»»
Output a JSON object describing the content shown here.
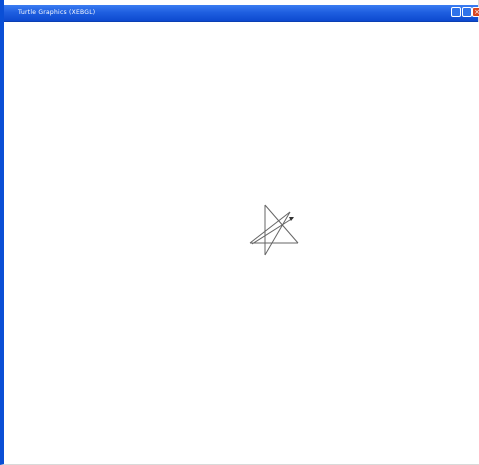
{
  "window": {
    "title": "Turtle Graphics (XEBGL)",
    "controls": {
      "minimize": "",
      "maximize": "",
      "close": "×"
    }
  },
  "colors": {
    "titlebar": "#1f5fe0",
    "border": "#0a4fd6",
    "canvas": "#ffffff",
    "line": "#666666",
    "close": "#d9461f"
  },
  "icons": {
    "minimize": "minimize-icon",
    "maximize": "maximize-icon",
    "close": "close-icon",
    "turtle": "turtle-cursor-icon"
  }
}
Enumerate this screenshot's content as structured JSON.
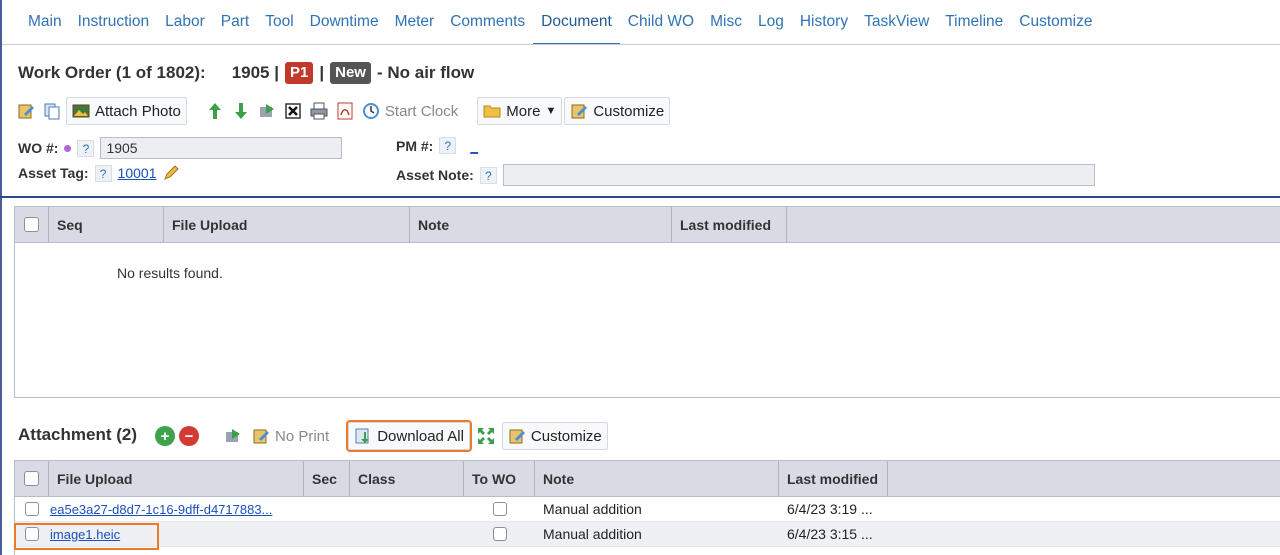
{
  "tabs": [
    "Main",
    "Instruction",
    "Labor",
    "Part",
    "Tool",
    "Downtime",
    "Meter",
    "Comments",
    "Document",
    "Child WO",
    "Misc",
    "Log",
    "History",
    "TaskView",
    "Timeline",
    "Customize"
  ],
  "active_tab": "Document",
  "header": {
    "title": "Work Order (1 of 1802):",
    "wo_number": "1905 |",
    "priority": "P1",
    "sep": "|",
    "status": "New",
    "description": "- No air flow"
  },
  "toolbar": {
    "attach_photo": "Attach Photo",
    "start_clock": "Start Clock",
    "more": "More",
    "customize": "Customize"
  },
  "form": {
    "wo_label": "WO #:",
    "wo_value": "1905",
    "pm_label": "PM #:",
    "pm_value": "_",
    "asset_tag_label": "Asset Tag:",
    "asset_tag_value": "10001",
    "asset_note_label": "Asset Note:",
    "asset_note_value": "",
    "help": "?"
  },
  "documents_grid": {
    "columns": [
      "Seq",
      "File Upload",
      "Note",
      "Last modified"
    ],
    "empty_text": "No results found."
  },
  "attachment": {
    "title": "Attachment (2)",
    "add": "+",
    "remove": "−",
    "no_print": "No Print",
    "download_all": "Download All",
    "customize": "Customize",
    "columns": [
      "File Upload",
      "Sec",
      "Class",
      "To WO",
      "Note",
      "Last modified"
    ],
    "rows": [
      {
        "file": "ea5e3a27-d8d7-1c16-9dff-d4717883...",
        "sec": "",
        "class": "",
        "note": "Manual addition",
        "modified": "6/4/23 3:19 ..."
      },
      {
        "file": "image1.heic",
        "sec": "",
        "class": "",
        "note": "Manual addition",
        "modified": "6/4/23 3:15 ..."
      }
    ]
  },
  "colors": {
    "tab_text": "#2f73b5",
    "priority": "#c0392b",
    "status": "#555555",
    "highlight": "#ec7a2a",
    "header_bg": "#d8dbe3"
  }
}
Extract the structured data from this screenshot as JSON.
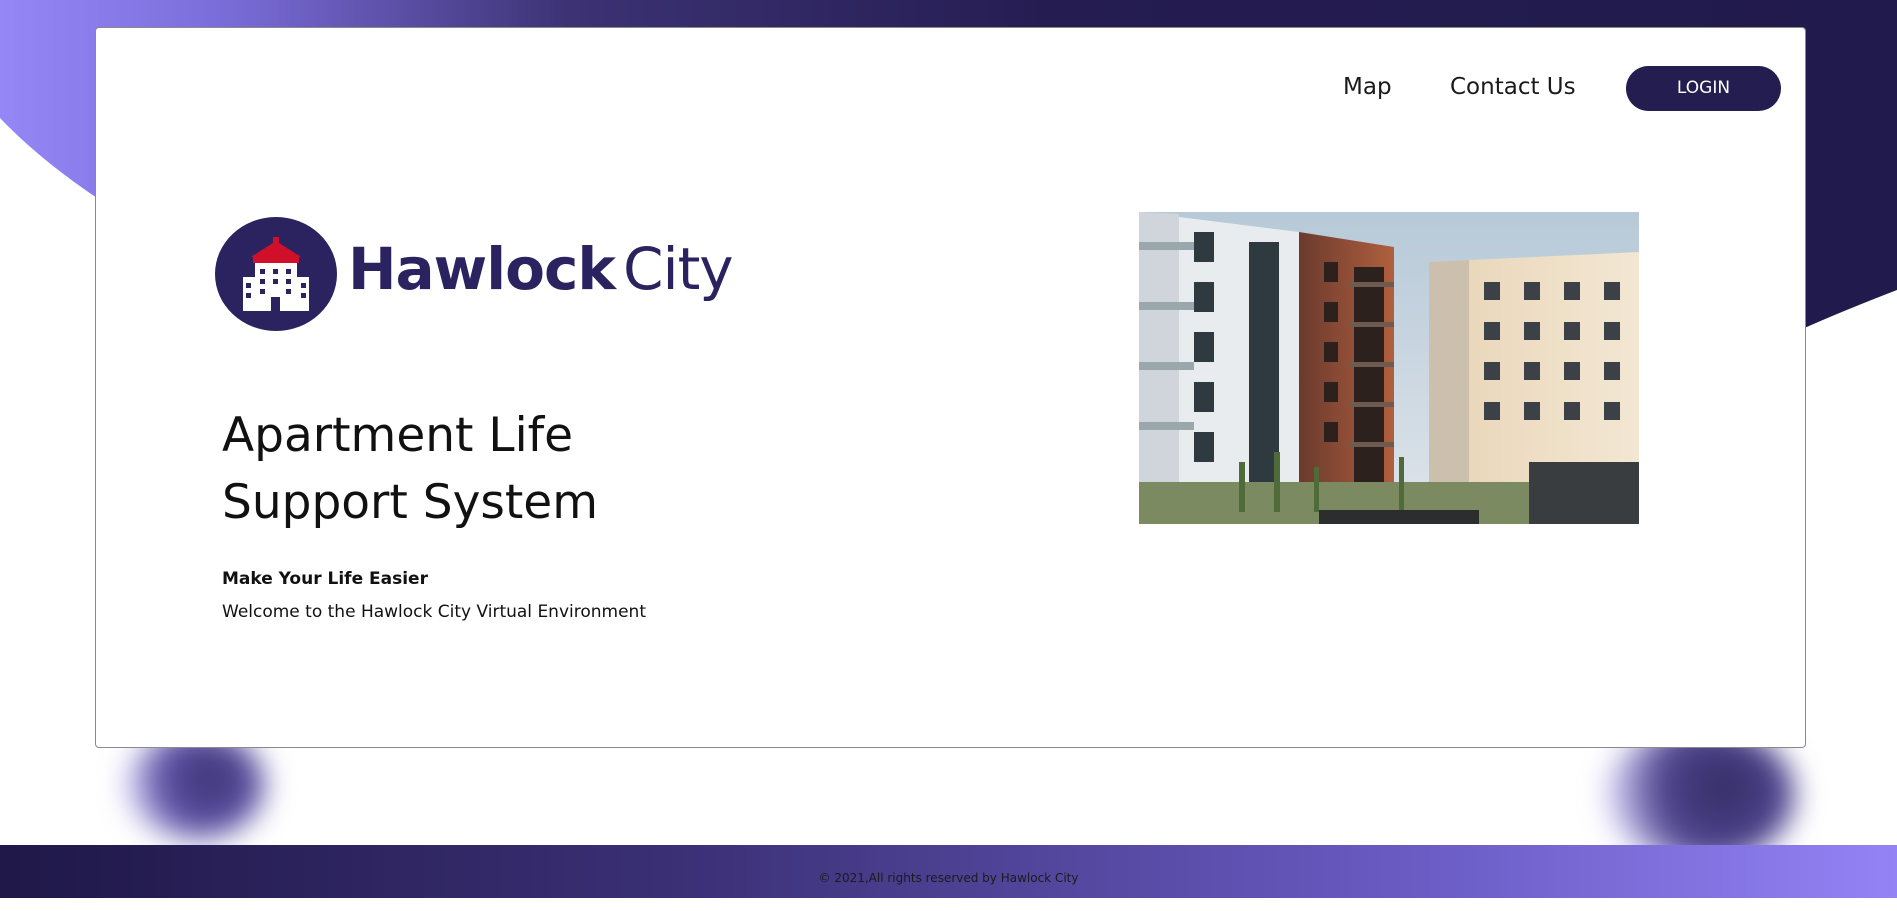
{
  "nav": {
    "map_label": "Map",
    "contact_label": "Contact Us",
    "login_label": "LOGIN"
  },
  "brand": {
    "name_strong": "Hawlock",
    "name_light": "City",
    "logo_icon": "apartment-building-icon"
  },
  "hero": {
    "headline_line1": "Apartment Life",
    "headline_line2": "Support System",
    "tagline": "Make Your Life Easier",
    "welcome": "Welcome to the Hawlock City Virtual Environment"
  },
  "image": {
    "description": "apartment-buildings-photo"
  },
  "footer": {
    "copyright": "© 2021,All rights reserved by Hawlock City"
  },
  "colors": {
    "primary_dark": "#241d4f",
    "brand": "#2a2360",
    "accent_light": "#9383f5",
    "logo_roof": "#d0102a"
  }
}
««
▶ [Short exercise]: Scan the material above for the string "City" and return the lines that hold it.

▶ [Task solution]:
    "name_light": "City",
    "welcome": "Welcome to the Hawlock City Virtual Environment"
    "copyright": "© 2021,All rights reserved by Hawlock City"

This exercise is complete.